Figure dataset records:
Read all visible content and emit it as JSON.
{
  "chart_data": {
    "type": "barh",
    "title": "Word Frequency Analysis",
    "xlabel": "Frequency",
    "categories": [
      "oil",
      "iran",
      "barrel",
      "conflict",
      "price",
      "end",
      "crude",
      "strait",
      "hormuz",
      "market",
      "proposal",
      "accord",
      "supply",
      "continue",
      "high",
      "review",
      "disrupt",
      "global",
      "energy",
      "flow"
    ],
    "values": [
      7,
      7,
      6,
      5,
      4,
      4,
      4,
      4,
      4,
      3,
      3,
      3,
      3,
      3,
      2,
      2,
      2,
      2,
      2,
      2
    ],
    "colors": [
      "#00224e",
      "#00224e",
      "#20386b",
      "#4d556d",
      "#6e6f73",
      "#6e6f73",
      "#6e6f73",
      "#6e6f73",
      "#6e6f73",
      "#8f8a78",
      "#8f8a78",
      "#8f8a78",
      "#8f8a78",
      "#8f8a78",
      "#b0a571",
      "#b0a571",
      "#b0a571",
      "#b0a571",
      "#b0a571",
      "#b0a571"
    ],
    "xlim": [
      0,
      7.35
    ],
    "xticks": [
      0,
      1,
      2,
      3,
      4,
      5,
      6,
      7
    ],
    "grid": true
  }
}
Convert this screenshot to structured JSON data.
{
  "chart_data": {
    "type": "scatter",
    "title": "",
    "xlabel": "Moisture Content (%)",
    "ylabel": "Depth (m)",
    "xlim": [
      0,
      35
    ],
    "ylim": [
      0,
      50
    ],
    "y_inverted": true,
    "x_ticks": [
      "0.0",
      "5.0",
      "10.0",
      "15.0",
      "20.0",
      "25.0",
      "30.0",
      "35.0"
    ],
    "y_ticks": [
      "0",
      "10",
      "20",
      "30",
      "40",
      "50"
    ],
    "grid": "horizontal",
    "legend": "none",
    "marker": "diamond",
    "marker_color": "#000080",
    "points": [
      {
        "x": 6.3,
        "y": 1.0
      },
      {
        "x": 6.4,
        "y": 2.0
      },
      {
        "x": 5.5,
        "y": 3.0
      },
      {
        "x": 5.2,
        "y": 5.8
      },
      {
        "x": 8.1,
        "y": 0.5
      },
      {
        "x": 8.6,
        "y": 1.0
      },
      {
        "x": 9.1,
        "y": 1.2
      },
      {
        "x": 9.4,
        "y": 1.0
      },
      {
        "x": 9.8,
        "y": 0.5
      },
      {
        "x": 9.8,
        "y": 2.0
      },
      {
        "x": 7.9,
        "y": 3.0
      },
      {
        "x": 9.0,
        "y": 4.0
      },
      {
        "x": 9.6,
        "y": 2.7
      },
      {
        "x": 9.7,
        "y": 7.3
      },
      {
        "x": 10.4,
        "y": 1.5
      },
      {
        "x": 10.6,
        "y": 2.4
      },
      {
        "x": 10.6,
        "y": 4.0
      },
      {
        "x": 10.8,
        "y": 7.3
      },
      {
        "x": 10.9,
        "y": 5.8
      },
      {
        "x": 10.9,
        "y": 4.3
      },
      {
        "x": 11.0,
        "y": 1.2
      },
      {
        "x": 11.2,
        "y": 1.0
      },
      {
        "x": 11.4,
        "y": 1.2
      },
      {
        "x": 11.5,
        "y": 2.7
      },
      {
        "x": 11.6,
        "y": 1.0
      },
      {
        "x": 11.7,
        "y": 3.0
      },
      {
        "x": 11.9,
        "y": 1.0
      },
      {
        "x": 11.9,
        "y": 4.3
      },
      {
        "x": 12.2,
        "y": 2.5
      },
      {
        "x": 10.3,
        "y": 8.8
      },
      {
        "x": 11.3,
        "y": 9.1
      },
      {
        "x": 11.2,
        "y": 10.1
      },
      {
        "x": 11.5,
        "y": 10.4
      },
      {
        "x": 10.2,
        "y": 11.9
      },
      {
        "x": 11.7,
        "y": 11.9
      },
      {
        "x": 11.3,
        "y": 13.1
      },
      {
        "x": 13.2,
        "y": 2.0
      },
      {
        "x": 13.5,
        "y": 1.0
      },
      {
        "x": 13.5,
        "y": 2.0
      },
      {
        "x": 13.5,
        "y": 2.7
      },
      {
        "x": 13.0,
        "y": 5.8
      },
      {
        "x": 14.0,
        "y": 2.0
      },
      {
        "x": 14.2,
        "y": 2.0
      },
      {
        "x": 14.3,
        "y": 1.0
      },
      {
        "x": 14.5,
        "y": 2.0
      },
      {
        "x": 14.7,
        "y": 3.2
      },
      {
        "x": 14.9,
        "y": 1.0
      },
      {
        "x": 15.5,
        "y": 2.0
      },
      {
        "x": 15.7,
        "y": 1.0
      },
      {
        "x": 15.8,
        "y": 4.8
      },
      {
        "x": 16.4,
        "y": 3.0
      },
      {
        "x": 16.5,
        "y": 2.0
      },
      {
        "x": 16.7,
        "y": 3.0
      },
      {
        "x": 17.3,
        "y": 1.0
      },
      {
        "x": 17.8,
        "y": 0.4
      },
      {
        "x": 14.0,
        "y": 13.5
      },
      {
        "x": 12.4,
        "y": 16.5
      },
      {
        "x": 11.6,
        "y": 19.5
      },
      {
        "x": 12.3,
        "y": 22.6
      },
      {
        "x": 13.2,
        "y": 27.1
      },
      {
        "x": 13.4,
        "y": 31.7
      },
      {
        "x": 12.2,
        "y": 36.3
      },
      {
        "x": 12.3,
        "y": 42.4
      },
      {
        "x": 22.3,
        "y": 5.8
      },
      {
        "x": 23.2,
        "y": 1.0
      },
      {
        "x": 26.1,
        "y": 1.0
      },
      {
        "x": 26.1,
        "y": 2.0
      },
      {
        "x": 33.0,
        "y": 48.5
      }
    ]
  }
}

OBJECTIVE: Among the lines of the data, identify those with the word "title". Copy each of them.

EXPECTED OUTPUT:
    "title": "Word Frequency Analysis",
    "title": "",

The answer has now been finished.